START Items
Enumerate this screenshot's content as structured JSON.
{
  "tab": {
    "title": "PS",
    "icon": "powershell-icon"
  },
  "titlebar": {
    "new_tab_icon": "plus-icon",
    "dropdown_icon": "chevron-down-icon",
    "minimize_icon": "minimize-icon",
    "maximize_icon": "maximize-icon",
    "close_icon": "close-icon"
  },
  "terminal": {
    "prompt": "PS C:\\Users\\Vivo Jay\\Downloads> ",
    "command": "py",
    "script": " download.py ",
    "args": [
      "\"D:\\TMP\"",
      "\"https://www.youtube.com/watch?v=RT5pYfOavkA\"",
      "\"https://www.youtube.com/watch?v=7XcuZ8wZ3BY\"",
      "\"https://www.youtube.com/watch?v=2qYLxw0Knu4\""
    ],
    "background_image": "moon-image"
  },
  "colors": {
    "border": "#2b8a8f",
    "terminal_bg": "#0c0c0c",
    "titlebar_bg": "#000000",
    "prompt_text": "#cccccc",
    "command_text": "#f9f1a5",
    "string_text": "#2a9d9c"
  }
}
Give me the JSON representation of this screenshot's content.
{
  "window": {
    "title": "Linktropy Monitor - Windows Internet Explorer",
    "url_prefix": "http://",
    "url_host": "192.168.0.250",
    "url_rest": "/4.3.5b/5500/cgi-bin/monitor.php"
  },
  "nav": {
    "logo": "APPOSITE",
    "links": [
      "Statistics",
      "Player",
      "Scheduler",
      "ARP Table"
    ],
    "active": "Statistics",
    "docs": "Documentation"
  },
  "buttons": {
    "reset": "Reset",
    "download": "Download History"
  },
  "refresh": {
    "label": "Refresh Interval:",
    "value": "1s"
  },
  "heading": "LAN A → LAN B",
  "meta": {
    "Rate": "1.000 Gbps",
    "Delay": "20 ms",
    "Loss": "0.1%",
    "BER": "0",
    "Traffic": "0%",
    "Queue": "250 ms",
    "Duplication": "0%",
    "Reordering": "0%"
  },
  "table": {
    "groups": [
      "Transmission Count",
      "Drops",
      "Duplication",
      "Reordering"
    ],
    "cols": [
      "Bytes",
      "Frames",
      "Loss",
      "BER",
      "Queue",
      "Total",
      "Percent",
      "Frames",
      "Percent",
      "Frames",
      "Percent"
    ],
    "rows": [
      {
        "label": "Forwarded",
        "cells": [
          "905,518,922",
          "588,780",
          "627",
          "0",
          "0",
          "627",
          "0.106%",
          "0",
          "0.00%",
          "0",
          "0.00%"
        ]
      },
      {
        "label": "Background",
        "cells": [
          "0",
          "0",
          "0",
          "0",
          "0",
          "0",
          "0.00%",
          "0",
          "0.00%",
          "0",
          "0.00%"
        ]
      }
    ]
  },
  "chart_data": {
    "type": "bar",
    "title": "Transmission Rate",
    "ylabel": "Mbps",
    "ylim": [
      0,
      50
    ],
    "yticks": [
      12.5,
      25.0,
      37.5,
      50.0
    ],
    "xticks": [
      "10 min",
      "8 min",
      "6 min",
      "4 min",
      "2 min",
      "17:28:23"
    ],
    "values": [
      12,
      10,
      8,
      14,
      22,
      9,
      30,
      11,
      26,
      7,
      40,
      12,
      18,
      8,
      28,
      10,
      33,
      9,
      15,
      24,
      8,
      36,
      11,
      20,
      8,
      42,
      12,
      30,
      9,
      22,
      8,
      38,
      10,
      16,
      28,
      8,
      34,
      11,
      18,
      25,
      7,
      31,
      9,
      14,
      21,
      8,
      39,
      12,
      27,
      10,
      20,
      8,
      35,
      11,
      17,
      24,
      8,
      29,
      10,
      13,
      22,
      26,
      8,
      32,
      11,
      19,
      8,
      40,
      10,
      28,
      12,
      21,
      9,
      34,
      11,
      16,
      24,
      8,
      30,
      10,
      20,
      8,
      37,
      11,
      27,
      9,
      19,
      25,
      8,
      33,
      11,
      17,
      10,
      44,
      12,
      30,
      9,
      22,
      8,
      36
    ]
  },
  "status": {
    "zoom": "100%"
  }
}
END Items
## Written exercise
Retype the data exactly as given.

## Answer to the exercise
Enumerate this screenshot's content as structured JSON.
{
  "tab": {
    "title": "PS",
    "icon": "powershell-icon"
  },
  "titlebar": {
    "new_tab_icon": "plus-icon",
    "dropdown_icon": "chevron-down-icon",
    "minimize_icon": "minimize-icon",
    "maximize_icon": "maximize-icon",
    "close_icon": "close-icon"
  },
  "terminal": {
    "prompt": "PS C:\\Users\\Vivo Jay\\Downloads> ",
    "command": "py",
    "script": " download.py ",
    "args": [
      "\"D:\\TMP\"",
      "\"https://www.youtube.com/watch?v=RT5pYfOavkA\"",
      "\"https://www.youtube.com/watch?v=7XcuZ8wZ3BY\"",
      "\"https://www.youtube.com/watch?v=2qYLxw0Knu4\""
    ],
    "background_image": "moon-image"
  },
  "colors": {
    "border": "#2b8a8f",
    "terminal_bg": "#0c0c0c",
    "titlebar_bg": "#000000",
    "prompt_text": "#cccccc",
    "command_text": "#f9f1a5",
    "string_text": "#2a9d9c"
  }
}
Give me the JSON representation of this screenshot's content.
{
  "window": {
    "title": "Linktropy Monitor - Windows Internet Explorer",
    "url_prefix": "http://",
    "url_host": "192.168.0.250",
    "url_rest": "/4.3.5b/5500/cgi-bin/monitor.php"
  },
  "nav": {
    "logo": "APPOSITE",
    "links": [
      "Statistics",
      "Player",
      "Scheduler",
      "ARP Table"
    ],
    "active": "Statistics",
    "docs": "Documentation"
  },
  "buttons": {
    "reset": "Reset",
    "download": "Download History"
  },
  "refresh": {
    "label": "Refresh Interval:",
    "value": "1s"
  },
  "heading": "LAN A → LAN B",
  "meta": {
    "Rate": "1.000 Gbps",
    "Delay": "20 ms",
    "Loss": "0.1%",
    "BER": "0",
    "Traffic": "0%",
    "Queue": "250 ms",
    "Duplication": "0%",
    "Reordering": "0%"
  },
  "table": {
    "groups": [
      "Transmission Count",
      "Drops",
      "Duplication",
      "Reordering"
    ],
    "cols": [
      "Bytes",
      "Frames",
      "Loss",
      "BER",
      "Queue",
      "Total",
      "Percent",
      "Frames",
      "Percent",
      "Frames",
      "Percent"
    ],
    "rows": [
      {
        "label": "Forwarded",
        "cells": [
          "905,518,922",
          "588,780",
          "627",
          "0",
          "0",
          "627",
          "0.106%",
          "0",
          "0.00%",
          "0",
          "0.00%"
        ]
      },
      {
        "label": "Background",
        "cells": [
          "0",
          "0",
          "0",
          "0",
          "0",
          "0",
          "0.00%",
          "0",
          "0.00%",
          "0",
          "0.00%"
        ]
      }
    ]
  },
  "chart_data": {
    "type": "bar",
    "title": "Transmission Rate",
    "ylabel": "Mbps",
    "ylim": [
      0,
      50
    ],
    "yticks": [
      12.5,
      25.0,
      37.5,
      50.0
    ],
    "xticks": [
      "10 min",
      "8 min",
      "6 min",
      "4 min",
      "2 min",
      "17:28:23"
    ],
    "values": [
      12,
      10,
      8,
      14,
      22,
      9,
      30,
      11,
      26,
      7,
      40,
      12,
      18,
      8,
      28,
      10,
      33,
      9,
      15,
      24,
      8,
      36,
      11,
      20,
      8,
      42,
      12,
      30,
      9,
      22,
      8,
      38,
      10,
      16,
      28,
      8,
      34,
      11,
      18,
      25,
      7,
      31,
      9,
      14,
      21,
      8,
      39,
      12,
      27,
      10,
      20,
      8,
      35,
      11,
      17,
      24,
      8,
      29,
      10,
      13,
      22,
      26,
      8,
      32,
      11,
      19,
      8,
      40,
      10,
      28,
      12,
      21,
      9,
      34,
      11,
      16,
      24,
      8,
      30,
      10,
      20,
      8,
      37,
      11,
      27,
      9,
      19,
      25,
      8,
      33,
      11,
      17,
      10,
      44,
      12,
      30,
      9,
      22,
      8,
      36
    ]
  },
  "status": {
    "zoom": "100%"
  }
}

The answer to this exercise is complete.